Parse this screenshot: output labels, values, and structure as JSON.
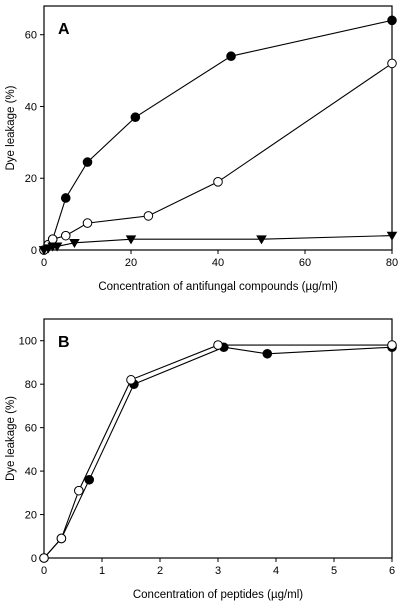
{
  "chart_data": [
    {
      "type": "scatter",
      "panel_label": "A",
      "xlabel": "Concentration of antifungal compounds  (µg/ml)",
      "ylabel": "Dye leakage (%)",
      "xlim": [
        0,
        80
      ],
      "ylim": [
        0,
        68
      ],
      "xticks": [
        0,
        20,
        40,
        60,
        80
      ],
      "yticks": [
        0,
        20,
        40,
        60
      ],
      "grid": false,
      "legend": "none",
      "series": [
        {
          "marker": "filled-circle",
          "x": [
            0,
            1,
            2,
            5,
            10,
            21,
            43,
            80
          ],
          "y": [
            0,
            1.5,
            3,
            14.5,
            24.5,
            37,
            54,
            64
          ]
        },
        {
          "marker": "open-circle",
          "x": [
            0,
            1,
            2,
            5,
            10,
            24,
            40,
            80
          ],
          "y": [
            0,
            1.5,
            3,
            4,
            7.5,
            9.5,
            19,
            52
          ]
        },
        {
          "marker": "filled-triangle-down",
          "x": [
            0,
            1,
            2,
            3,
            7,
            20,
            50,
            80
          ],
          "y": [
            0,
            0.5,
            1,
            1,
            2,
            3,
            3,
            4
          ]
        }
      ]
    },
    {
      "type": "line",
      "panel_label": "B",
      "xlabel": "Concentration of peptides (µg/ml)",
      "ylabel": "Dye leakage (%)",
      "xlim": [
        0,
        6
      ],
      "ylim": [
        0,
        110
      ],
      "xticks": [
        0,
        1,
        2,
        3,
        4,
        5,
        6
      ],
      "yticks": [
        0,
        20,
        40,
        60,
        80,
        100
      ],
      "grid": false,
      "legend": "none",
      "series": [
        {
          "marker": "filled-circle",
          "x": [
            0,
            0.3,
            0.78,
            1.55,
            3.1,
            3.85,
            6
          ],
          "y": [
            0,
            9,
            36,
            80,
            97,
            94,
            97
          ]
        },
        {
          "marker": "open-circle",
          "x": [
            0,
            0.3,
            0.6,
            1.5,
            3.0,
            6
          ],
          "y": [
            0,
            9,
            31,
            82,
            98,
            98
          ]
        }
      ]
    }
  ]
}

+--

From the records above, copy each line where the word "Concentration" can be found.

      "xlabel": "Concentration of antifungal compounds  (µg/ml)",
      "xlabel": "Concentration of peptides (µg/ml)",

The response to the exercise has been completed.